Work required ->
Duplicate the records from the line containing "- preference-title: IP アドレス: [36, 570, 151, 595]" up to and including the line containing "- remote-wedge-checkbox[interactable]: [406, 344, 432, 370]", without any changes.

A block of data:
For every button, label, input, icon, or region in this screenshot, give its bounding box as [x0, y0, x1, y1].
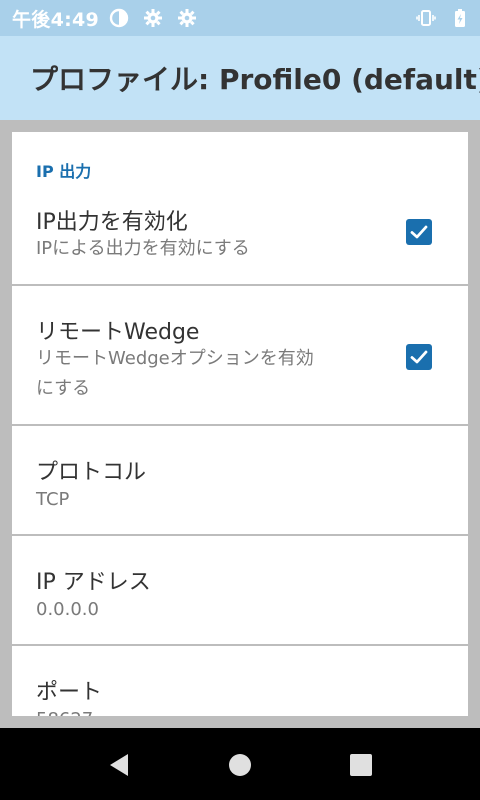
- preference-title: IP アドレス: [36, 570, 151, 595]
- gear-icon: [143, 8, 163, 28]
- section-header: IP 出力: [36, 162, 92, 181]
- preference-protocol[interactable]: プロトコル TCP: [12, 426, 468, 534]
- home-icon[interactable]: [227, 752, 253, 778]
- preference-port[interactable]: ポート 58627: [12, 646, 468, 716]
- enable-ip-output-checkbox[interactable]: [406, 219, 432, 245]
- navigation-bar: [0, 728, 480, 800]
- preference-summary: リモートWedgeオプションを有効: [36, 348, 314, 369]
- vibrate-icon: [416, 8, 436, 28]
- system-icons: [416, 8, 470, 28]
- notification-icons: [109, 8, 197, 28]
- preference-title: プロトコル: [36, 460, 147, 485]
- preferences-list[interactable]: IP 出力 IP出力を有効化 IPによる出力を有効にする リモートWedge リ…: [0, 120, 480, 716]
- preference-ip-address[interactable]: IP アドレス 0.0.0.0: [12, 536, 468, 644]
- preference-summary: IPによる出力を有効にする: [36, 238, 250, 259]
- status-time: 午後4:49: [12, 8, 100, 31]
- gear-icon: [177, 8, 197, 28]
- preference-summary: 58627: [36, 706, 93, 716]
- preference-summary: にする: [36, 378, 91, 399]
- preference-title: リモートWedge: [36, 320, 200, 345]
- status-bar: 午後4:49: [0, 0, 480, 36]
- page-title: プロファイル: Profile0 (default): [30, 63, 480, 96]
- preference-summary: 0.0.0.0: [36, 599, 99, 620]
- preference-enable-ip-output[interactable]: IP 出力 IP出力を有効化 IPによる出力を有効にする: [12, 132, 468, 284]
- remote-wedge-checkbox[interactable]: [406, 344, 432, 370]
- back-icon[interactable]: [106, 752, 132, 778]
- recents-icon[interactable]: [348, 752, 374, 778]
- checkmark-icon: [410, 350, 428, 364]
- app-bar: プロファイル: Profile0 (default): [0, 36, 480, 120]
- battery-charging-icon: [450, 8, 470, 28]
- preference-title: IP出力を有効化: [36, 210, 188, 235]
- checkmark-icon: [410, 225, 428, 239]
- preference-remote-wedge[interactable]: リモートWedge リモートWedgeオプションを有効 にする: [12, 286, 468, 424]
- preference-summary: TCP: [36, 489, 70, 510]
- preference-title: ポート: [36, 680, 103, 705]
- data-saver-icon: [109, 8, 129, 28]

Complete output ->
- preference-title: IP アドレス: [36, 570, 151, 595]
- gear-icon: [143, 8, 163, 28]
- section-header: IP 出力: [36, 162, 92, 181]
- preference-protocol[interactable]: プロトコル TCP: [12, 426, 468, 534]
- home-icon[interactable]: [227, 752, 253, 778]
- preference-port[interactable]: ポート 58627: [12, 646, 468, 716]
- enable-ip-output-checkbox[interactable]: [406, 219, 432, 245]
- navigation-bar: [0, 728, 480, 800]
- preference-summary: リモートWedgeオプションを有効: [36, 348, 314, 369]
- vibrate-icon: [416, 8, 436, 28]
- system-icons: [416, 8, 470, 28]
- notification-icons: [109, 8, 197, 28]
- preference-title: プロトコル: [36, 460, 147, 485]
- preferences-list[interactable]: IP 出力 IP出力を有効化 IPによる出力を有効にする リモートWedge リ…: [0, 120, 480, 716]
- preference-ip-address[interactable]: IP アドレス 0.0.0.0: [12, 536, 468, 644]
- preference-summary: IPによる出力を有効にする: [36, 238, 250, 259]
- status-time: 午後4:49: [12, 8, 100, 31]
- gear-icon: [177, 8, 197, 28]
- preference-summary: 58627: [36, 706, 93, 716]
- preference-summary: にする: [36, 378, 91, 399]
- preference-title: リモートWedge: [36, 320, 200, 345]
- status-bar: 午後4:49: [0, 0, 480, 36]
- page-title: プロファイル: Profile0 (default): [30, 63, 480, 96]
- preference-summary: 0.0.0.0: [36, 599, 99, 620]
- preference-enable-ip-output[interactable]: IP 出力 IP出力を有効化 IPによる出力を有効にする: [12, 132, 468, 284]
- remote-wedge-checkbox[interactable]: [406, 344, 432, 370]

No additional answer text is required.